> _Work instructions_: Each line that holds the string "color" counts once; say how many such lines there are and add nothing.
-*-*-
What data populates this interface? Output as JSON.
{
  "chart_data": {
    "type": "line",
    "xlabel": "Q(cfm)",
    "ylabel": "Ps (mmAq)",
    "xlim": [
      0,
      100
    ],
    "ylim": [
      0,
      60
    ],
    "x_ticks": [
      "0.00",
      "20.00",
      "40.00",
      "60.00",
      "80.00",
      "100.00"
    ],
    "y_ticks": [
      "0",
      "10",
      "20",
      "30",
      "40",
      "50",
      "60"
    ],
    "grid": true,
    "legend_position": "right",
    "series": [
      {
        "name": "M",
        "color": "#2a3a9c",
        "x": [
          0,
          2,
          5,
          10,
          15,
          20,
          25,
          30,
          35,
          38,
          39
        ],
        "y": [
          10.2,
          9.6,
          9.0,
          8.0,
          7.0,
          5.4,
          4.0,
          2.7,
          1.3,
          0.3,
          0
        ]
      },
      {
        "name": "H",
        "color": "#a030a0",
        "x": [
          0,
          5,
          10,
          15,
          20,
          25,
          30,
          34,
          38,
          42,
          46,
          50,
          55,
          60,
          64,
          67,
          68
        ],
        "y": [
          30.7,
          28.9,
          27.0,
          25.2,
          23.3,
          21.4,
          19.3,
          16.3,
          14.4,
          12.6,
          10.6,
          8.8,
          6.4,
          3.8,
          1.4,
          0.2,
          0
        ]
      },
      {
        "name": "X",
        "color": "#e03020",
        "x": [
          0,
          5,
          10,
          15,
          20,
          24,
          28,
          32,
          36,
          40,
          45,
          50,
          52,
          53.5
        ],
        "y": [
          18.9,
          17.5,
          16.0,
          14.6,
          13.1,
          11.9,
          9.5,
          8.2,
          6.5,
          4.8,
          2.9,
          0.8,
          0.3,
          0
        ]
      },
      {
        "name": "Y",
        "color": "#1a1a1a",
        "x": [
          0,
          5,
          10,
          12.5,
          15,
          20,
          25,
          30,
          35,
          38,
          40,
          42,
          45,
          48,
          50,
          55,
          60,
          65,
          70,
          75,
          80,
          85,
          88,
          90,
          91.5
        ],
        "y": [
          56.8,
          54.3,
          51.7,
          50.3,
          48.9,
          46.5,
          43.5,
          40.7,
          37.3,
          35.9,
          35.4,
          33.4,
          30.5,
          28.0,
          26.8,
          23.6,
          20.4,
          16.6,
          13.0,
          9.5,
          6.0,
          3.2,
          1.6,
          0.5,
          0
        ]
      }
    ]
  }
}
-*-*-
> _Solution to this exercise_: 4